* _DATA PROVIDED_
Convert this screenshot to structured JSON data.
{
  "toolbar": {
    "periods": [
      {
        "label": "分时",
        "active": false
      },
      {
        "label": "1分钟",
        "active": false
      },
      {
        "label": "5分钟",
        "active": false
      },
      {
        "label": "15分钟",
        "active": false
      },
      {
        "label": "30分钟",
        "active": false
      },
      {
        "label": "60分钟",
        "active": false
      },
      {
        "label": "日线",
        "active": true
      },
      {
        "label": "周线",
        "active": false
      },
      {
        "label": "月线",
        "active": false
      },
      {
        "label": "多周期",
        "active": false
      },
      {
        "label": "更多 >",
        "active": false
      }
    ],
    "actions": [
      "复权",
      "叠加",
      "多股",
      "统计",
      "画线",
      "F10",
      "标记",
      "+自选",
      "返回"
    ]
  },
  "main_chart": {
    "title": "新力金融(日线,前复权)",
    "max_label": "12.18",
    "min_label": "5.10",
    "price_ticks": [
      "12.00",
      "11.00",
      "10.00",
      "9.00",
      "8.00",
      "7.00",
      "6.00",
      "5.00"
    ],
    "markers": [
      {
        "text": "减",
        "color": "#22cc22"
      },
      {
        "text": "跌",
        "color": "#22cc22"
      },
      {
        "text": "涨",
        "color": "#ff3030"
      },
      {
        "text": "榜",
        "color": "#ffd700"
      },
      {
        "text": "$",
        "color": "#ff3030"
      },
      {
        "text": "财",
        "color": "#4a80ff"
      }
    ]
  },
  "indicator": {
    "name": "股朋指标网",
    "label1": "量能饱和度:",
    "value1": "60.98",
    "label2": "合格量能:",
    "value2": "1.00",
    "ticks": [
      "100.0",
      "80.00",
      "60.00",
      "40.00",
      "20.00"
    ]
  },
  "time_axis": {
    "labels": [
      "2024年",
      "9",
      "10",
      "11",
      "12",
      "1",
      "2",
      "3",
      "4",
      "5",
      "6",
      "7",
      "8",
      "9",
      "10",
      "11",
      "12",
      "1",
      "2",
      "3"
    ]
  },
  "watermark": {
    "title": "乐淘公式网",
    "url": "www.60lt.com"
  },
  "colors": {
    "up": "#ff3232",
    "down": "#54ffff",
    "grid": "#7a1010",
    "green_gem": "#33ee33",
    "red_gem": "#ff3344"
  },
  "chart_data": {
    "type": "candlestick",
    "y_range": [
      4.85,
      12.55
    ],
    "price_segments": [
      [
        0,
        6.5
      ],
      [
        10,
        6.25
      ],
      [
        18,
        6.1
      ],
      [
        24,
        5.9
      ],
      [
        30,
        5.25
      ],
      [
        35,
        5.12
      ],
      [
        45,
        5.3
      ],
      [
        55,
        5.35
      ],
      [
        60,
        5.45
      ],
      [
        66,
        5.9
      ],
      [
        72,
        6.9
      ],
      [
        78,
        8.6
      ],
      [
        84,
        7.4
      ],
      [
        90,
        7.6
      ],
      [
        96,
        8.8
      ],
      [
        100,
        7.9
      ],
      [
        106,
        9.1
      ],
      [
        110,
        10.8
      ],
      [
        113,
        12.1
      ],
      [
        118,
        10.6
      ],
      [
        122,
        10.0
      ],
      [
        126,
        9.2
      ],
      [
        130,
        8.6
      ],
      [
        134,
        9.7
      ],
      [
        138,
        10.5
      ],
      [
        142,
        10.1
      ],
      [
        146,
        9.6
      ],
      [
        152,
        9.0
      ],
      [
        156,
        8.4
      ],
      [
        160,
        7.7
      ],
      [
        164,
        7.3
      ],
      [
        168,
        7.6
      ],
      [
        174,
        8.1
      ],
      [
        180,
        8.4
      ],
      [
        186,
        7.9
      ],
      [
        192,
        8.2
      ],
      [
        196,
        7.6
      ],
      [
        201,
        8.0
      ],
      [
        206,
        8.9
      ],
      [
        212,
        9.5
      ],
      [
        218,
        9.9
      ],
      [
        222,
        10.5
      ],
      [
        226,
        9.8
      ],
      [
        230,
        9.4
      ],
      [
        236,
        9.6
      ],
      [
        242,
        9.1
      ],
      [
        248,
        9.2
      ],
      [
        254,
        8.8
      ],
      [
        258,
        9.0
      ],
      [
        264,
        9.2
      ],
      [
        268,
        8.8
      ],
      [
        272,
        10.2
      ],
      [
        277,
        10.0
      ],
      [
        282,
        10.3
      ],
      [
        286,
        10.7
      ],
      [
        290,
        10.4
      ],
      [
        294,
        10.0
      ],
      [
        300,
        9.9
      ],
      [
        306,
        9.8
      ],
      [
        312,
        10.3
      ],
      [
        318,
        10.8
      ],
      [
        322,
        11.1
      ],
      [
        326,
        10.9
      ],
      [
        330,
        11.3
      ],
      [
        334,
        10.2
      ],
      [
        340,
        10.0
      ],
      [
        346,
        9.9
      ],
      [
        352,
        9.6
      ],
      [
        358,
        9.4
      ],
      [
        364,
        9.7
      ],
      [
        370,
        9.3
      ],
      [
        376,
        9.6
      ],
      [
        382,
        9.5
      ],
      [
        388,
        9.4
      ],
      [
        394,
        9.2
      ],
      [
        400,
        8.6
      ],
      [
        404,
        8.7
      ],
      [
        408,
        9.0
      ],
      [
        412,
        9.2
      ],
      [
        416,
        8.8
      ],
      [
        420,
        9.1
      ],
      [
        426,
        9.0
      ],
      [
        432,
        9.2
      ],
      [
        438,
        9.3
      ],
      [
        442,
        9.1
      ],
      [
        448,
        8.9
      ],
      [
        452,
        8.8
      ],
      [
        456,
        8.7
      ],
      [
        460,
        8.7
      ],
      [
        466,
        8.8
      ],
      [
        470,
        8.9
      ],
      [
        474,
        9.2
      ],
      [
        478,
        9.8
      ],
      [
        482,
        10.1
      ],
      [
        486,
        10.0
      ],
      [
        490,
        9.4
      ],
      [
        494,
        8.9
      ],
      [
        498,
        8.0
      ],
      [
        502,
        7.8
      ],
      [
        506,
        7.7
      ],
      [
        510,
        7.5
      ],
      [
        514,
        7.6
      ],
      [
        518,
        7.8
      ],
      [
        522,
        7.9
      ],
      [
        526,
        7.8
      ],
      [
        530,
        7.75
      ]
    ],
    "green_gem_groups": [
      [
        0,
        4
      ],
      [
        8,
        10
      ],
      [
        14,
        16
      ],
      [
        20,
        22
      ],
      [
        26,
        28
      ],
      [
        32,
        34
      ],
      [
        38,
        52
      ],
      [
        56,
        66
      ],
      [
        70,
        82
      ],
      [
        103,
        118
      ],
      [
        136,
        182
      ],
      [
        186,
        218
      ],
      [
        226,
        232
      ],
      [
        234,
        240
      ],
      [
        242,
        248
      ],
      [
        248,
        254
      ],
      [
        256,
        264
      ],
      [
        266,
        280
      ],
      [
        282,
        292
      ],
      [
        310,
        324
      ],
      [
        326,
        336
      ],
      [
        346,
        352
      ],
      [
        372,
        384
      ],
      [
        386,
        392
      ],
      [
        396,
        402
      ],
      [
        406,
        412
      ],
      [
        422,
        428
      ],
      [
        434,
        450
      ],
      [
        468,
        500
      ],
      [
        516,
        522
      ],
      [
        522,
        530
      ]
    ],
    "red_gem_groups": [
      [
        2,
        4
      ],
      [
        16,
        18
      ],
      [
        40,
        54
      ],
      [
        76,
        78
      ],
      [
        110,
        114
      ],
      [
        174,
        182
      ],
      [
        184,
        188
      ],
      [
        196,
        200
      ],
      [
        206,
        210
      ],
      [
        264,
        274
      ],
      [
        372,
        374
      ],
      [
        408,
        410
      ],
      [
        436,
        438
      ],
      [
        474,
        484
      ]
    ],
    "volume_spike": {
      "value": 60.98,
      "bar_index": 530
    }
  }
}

* _WHAT YOU HAVE TO DO_
Each record above should be restated word for word.

* _ANSWER TO THE PROBLEM_
Convert this screenshot to structured JSON data.
{
  "toolbar": {
    "periods": [
      {
        "label": "分时",
        "active": false
      },
      {
        "label": "1分钟",
        "active": false
      },
      {
        "label": "5分钟",
        "active": false
      },
      {
        "label": "15分钟",
        "active": false
      },
      {
        "label": "30分钟",
        "active": false
      },
      {
        "label": "60分钟",
        "active": false
      },
      {
        "label": "日线",
        "active": true
      },
      {
        "label": "周线",
        "active": false
      },
      {
        "label": "月线",
        "active": false
      },
      {
        "label": "多周期",
        "active": false
      },
      {
        "label": "更多 >",
        "active": false
      }
    ],
    "actions": [
      "复权",
      "叠加",
      "多股",
      "统计",
      "画线",
      "F10",
      "标记",
      "+自选",
      "返回"
    ]
  },
  "main_chart": {
    "title": "新力金融(日线,前复权)",
    "max_label": "12.18",
    "min_label": "5.10",
    "price_ticks": [
      "12.00",
      "11.00",
      "10.00",
      "9.00",
      "8.00",
      "7.00",
      "6.00",
      "5.00"
    ],
    "markers": [
      {
        "text": "减",
        "color": "#22cc22"
      },
      {
        "text": "跌",
        "color": "#22cc22"
      },
      {
        "text": "涨",
        "color": "#ff3030"
      },
      {
        "text": "榜",
        "color": "#ffd700"
      },
      {
        "text": "$",
        "color": "#ff3030"
      },
      {
        "text": "财",
        "color": "#4a80ff"
      }
    ]
  },
  "indicator": {
    "name": "股朋指标网",
    "label1": "量能饱和度:",
    "value1": "60.98",
    "label2": "合格量能:",
    "value2": "1.00",
    "ticks": [
      "100.0",
      "80.00",
      "60.00",
      "40.00",
      "20.00"
    ]
  },
  "time_axis": {
    "labels": [
      "2024年",
      "9",
      "10",
      "11",
      "12",
      "1",
      "2",
      "3",
      "4",
      "5",
      "6",
      "7",
      "8",
      "9",
      "10",
      "11",
      "12",
      "1",
      "2",
      "3"
    ]
  },
  "watermark": {
    "title": "乐淘公式网",
    "url": "www.60lt.com"
  },
  "colors": {
    "up": "#ff3232",
    "down": "#54ffff",
    "grid": "#7a1010",
    "green_gem": "#33ee33",
    "red_gem": "#ff3344"
  },
  "chart_data": {
    "type": "candlestick",
    "y_range": [
      4.85,
      12.55
    ],
    "price_segments": [
      [
        0,
        6.5
      ],
      [
        10,
        6.25
      ],
      [
        18,
        6.1
      ],
      [
        24,
        5.9
      ],
      [
        30,
        5.25
      ],
      [
        35,
        5.12
      ],
      [
        45,
        5.3
      ],
      [
        55,
        5.35
      ],
      [
        60,
        5.45
      ],
      [
        66,
        5.9
      ],
      [
        72,
        6.9
      ],
      [
        78,
        8.6
      ],
      [
        84,
        7.4
      ],
      [
        90,
        7.6
      ],
      [
        96,
        8.8
      ],
      [
        100,
        7.9
      ],
      [
        106,
        9.1
      ],
      [
        110,
        10.8
      ],
      [
        113,
        12.1
      ],
      [
        118,
        10.6
      ],
      [
        122,
        10.0
      ],
      [
        126,
        9.2
      ],
      [
        130,
        8.6
      ],
      [
        134,
        9.7
      ],
      [
        138,
        10.5
      ],
      [
        142,
        10.1
      ],
      [
        146,
        9.6
      ],
      [
        152,
        9.0
      ],
      [
        156,
        8.4
      ],
      [
        160,
        7.7
      ],
      [
        164,
        7.3
      ],
      [
        168,
        7.6
      ],
      [
        174,
        8.1
      ],
      [
        180,
        8.4
      ],
      [
        186,
        7.9
      ],
      [
        192,
        8.2
      ],
      [
        196,
        7.6
      ],
      [
        201,
        8.0
      ],
      [
        206,
        8.9
      ],
      [
        212,
        9.5
      ],
      [
        218,
        9.9
      ],
      [
        222,
        10.5
      ],
      [
        226,
        9.8
      ],
      [
        230,
        9.4
      ],
      [
        236,
        9.6
      ],
      [
        242,
        9.1
      ],
      [
        248,
        9.2
      ],
      [
        254,
        8.8
      ],
      [
        258,
        9.0
      ],
      [
        264,
        9.2
      ],
      [
        268,
        8.8
      ],
      [
        272,
        10.2
      ],
      [
        277,
        10.0
      ],
      [
        282,
        10.3
      ],
      [
        286,
        10.7
      ],
      [
        290,
        10.4
      ],
      [
        294,
        10.0
      ],
      [
        300,
        9.9
      ],
      [
        306,
        9.8
      ],
      [
        312,
        10.3
      ],
      [
        318,
        10.8
      ],
      [
        322,
        11.1
      ],
      [
        326,
        10.9
      ],
      [
        330,
        11.3
      ],
      [
        334,
        10.2
      ],
      [
        340,
        10.0
      ],
      [
        346,
        9.9
      ],
      [
        352,
        9.6
      ],
      [
        358,
        9.4
      ],
      [
        364,
        9.7
      ],
      [
        370,
        9.3
      ],
      [
        376,
        9.6
      ],
      [
        382,
        9.5
      ],
      [
        388,
        9.4
      ],
      [
        394,
        9.2
      ],
      [
        400,
        8.6
      ],
      [
        404,
        8.7
      ],
      [
        408,
        9.0
      ],
      [
        412,
        9.2
      ],
      [
        416,
        8.8
      ],
      [
        420,
        9.1
      ],
      [
        426,
        9.0
      ],
      [
        432,
        9.2
      ],
      [
        438,
        9.3
      ],
      [
        442,
        9.1
      ],
      [
        448,
        8.9
      ],
      [
        452,
        8.8
      ],
      [
        456,
        8.7
      ],
      [
        460,
        8.7
      ],
      [
        466,
        8.8
      ],
      [
        470,
        8.9
      ],
      [
        474,
        9.2
      ],
      [
        478,
        9.8
      ],
      [
        482,
        10.1
      ],
      [
        486,
        10.0
      ],
      [
        490,
        9.4
      ],
      [
        494,
        8.9
      ],
      [
        498,
        8.0
      ],
      [
        502,
        7.8
      ],
      [
        506,
        7.7
      ],
      [
        510,
        7.5
      ],
      [
        514,
        7.6
      ],
      [
        518,
        7.8
      ],
      [
        522,
        7.9
      ],
      [
        526,
        7.8
      ],
      [
        530,
        7.75
      ]
    ],
    "green_gem_groups": [
      [
        0,
        4
      ],
      [
        8,
        10
      ],
      [
        14,
        16
      ],
      [
        20,
        22
      ],
      [
        26,
        28
      ],
      [
        32,
        34
      ],
      [
        38,
        52
      ],
      [
        56,
        66
      ],
      [
        70,
        82
      ],
      [
        103,
        118
      ],
      [
        136,
        182
      ],
      [
        186,
        218
      ],
      [
        226,
        232
      ],
      [
        234,
        240
      ],
      [
        242,
        248
      ],
      [
        248,
        254
      ],
      [
        256,
        264
      ],
      [
        266,
        280
      ],
      [
        282,
        292
      ],
      [
        310,
        324
      ],
      [
        326,
        336
      ],
      [
        346,
        352
      ],
      [
        372,
        384
      ],
      [
        386,
        392
      ],
      [
        396,
        402
      ],
      [
        406,
        412
      ],
      [
        422,
        428
      ],
      [
        434,
        450
      ],
      [
        468,
        500
      ],
      [
        516,
        522
      ],
      [
        522,
        530
      ]
    ],
    "red_gem_groups": [
      [
        2,
        4
      ],
      [
        16,
        18
      ],
      [
        40,
        54
      ],
      [
        76,
        78
      ],
      [
        110,
        114
      ],
      [
        174,
        182
      ],
      [
        184,
        188
      ],
      [
        196,
        200
      ],
      [
        206,
        210
      ],
      [
        264,
        274
      ],
      [
        372,
        374
      ],
      [
        408,
        410
      ],
      [
        436,
        438
      ],
      [
        474,
        484
      ]
    ],
    "volume_spike": {
      "value": 60.98,
      "bar_index": 530
    }
  }
}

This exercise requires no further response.